- LISTING:
___

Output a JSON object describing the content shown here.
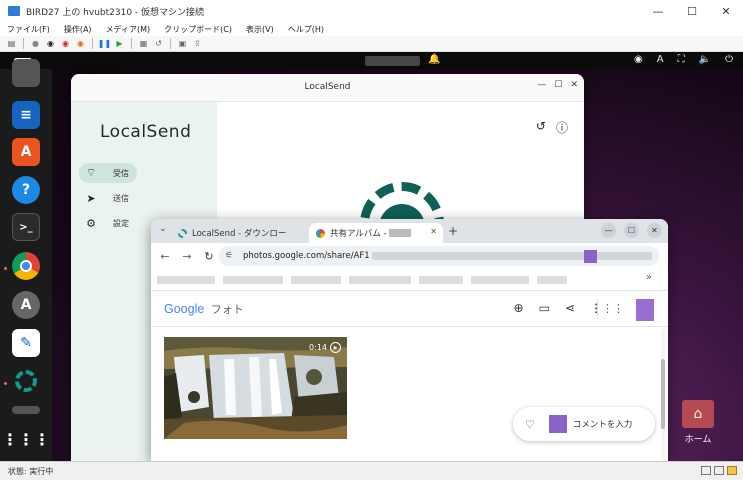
{
  "host": {
    "title": "BIRD27 上の hvubt2310 - 仮想マシン接続",
    "menu": [
      "ファイル(F)",
      "操作(A)",
      "メディア(M)",
      "クリップボード(C)",
      "表示(V)",
      "ヘルプ(H)"
    ],
    "status": "状態: 実行中",
    "window_controls": [
      "—",
      "☐",
      "✕"
    ]
  },
  "guest_topbar": {
    "keyboard": "A"
  },
  "localsend": {
    "window_title": "LocalSend",
    "brand": "LocalSend",
    "nav": [
      {
        "label": "受信",
        "icon": "wifi-icon"
      },
      {
        "label": "送信",
        "icon": "send-icon"
      },
      {
        "label": "設定",
        "icon": "gear-icon"
      }
    ]
  },
  "chrome": {
    "tabs": [
      {
        "title": "LocalSend - ダウンロー",
        "active": false
      },
      {
        "title": "共有アルバム - ",
        "active": true
      }
    ],
    "url": "photos.google.com/share/AF1",
    "google_photos": {
      "logo": "Google",
      "product": "フォト",
      "video_duration": "0:14",
      "comment_placeholder": "コメントを入力"
    }
  },
  "desktop": {
    "home_label": "ホーム"
  }
}
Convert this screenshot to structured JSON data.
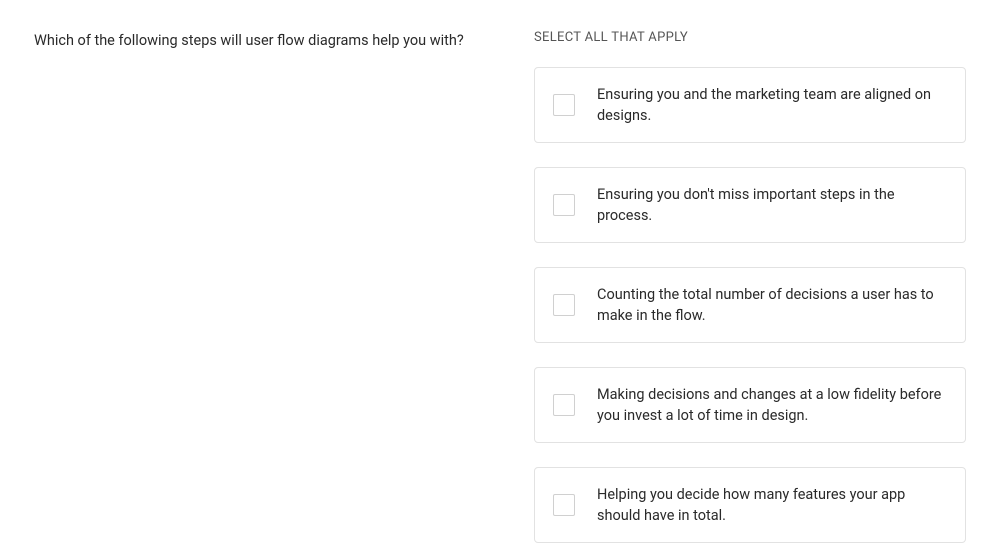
{
  "question": "Which of the following steps will user flow diagrams help you with?",
  "instruction": "SELECT ALL THAT APPLY",
  "options": [
    {
      "label": "Ensuring you and the marketing team are aligned on designs."
    },
    {
      "label": "Ensuring you don't miss important steps in the process."
    },
    {
      "label": "Counting the total number of decisions a user has to make in the flow."
    },
    {
      "label": "Making decisions and changes at a low fidelity before you invest a lot of time in design."
    },
    {
      "label": "Helping you decide how many features your app should have in total."
    }
  ]
}
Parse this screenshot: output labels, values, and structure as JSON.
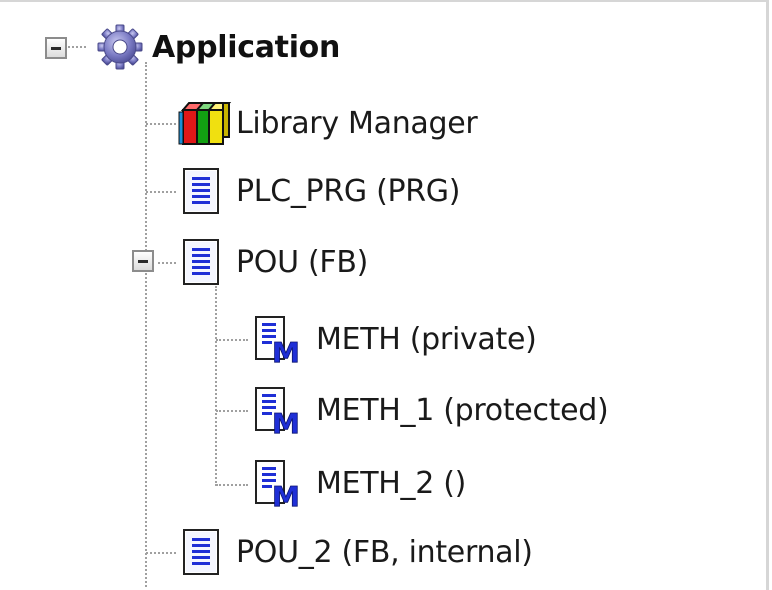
{
  "tree": {
    "root": {
      "label": "Application",
      "icon": "gear-icon",
      "expanded": true
    },
    "items": [
      {
        "label": "Library Manager",
        "icon": "library-books-icon"
      },
      {
        "label": "PLC_PRG (PRG)",
        "icon": "pou-document-icon"
      },
      {
        "label": "POU (FB)",
        "icon": "pou-document-icon",
        "expanded": true,
        "children": [
          {
            "label": "METH (private)",
            "icon": "method-icon"
          },
          {
            "label": "METH_1 (protected)",
            "icon": "method-icon"
          },
          {
            "label": "METH_2 ()",
            "icon": "method-icon"
          }
        ]
      },
      {
        "label": "POU_2 (FB, internal)",
        "icon": "pou-document-icon"
      }
    ]
  },
  "colors": {
    "connector": "#a0a0a0",
    "gear": "#6f6fb8",
    "document_lines": "#1f2fd6",
    "method_letter": "#1f2fd6"
  }
}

___

- TASK BRIEF:
Reproduce each entry verbatim, excluding any embedded images.

- EXPECTED OUTPUT:
Output a JSON object describing the content shown here.
{
  "host": {
    "title": "BIRD27 上の hvubt2310 - 仮想マシン接続",
    "menu": [
      "ファイル(F)",
      "操作(A)",
      "メディア(M)",
      "クリップボード(C)",
      "表示(V)",
      "ヘルプ(H)"
    ],
    "status": "状態: 実行中",
    "window_controls": [
      "—",
      "☐",
      "✕"
    ]
  },
  "guest_topbar": {
    "keyboard": "A"
  },
  "localsend": {
    "window_title": "LocalSend",
    "brand": "LocalSend",
    "nav": [
      {
        "label": "受信",
        "icon": "wifi-icon"
      },
      {
        "label": "送信",
        "icon": "send-icon"
      },
      {
        "label": "設定",
        "icon": "gear-icon"
      }
    ]
  },
  "chrome": {
    "tabs": [
      {
        "title": "LocalSend - ダウンロー",
        "active": false
      },
      {
        "title": "共有アルバム - ",
        "active": true
      }
    ],
    "url": "photos.google.com/share/AF1",
    "google_photos": {
      "logo": "Google",
      "product": "フォト",
      "video_duration": "0:14",
      "comment_placeholder": "コメントを入力"
    }
  },
  "desktop": {
    "home_label": "ホーム"
  }
}
Convert this screenshot to structured JSON data.
{
  "question": "Which of the following steps will user flow diagrams help you with?",
  "instruction": "SELECT ALL THAT APPLY",
  "options": [
    {
      "label": "Ensuring you and the marketing team are aligned on designs."
    },
    {
      "label": "Ensuring you don't miss important steps in the process."
    },
    {
      "label": "Counting the total number of decisions a user has to make in the flow."
    },
    {
      "label": "Making decisions and changes at a low fidelity before you invest a lot of time in design."
    },
    {
      "label": "Helping you decide how many features your app should have in total."
    }
  ]
}
Parse this screenshot: output labels, values, and structure as JSON.
{
  "tree": {
    "root": {
      "label": "Application",
      "icon": "gear-icon",
      "expanded": true
    },
    "items": [
      {
        "label": "Library Manager",
        "icon": "library-books-icon"
      },
      {
        "label": "PLC_PRG (PRG)",
        "icon": "pou-document-icon"
      },
      {
        "label": "POU (FB)",
        "icon": "pou-document-icon",
        "expanded": true,
        "children": [
          {
            "label": "METH (private)",
            "icon": "method-icon"
          },
          {
            "label": "METH_1 (protected)",
            "icon": "method-icon"
          },
          {
            "label": "METH_2 ()",
            "icon": "method-icon"
          }
        ]
      },
      {
        "label": "POU_2 (FB, internal)",
        "icon": "pou-document-icon"
      }
    ]
  },
  "colors": {
    "connector": "#a0a0a0",
    "gear": "#6f6fb8",
    "document_lines": "#1f2fd6",
    "method_letter": "#1f2fd6"
  }
}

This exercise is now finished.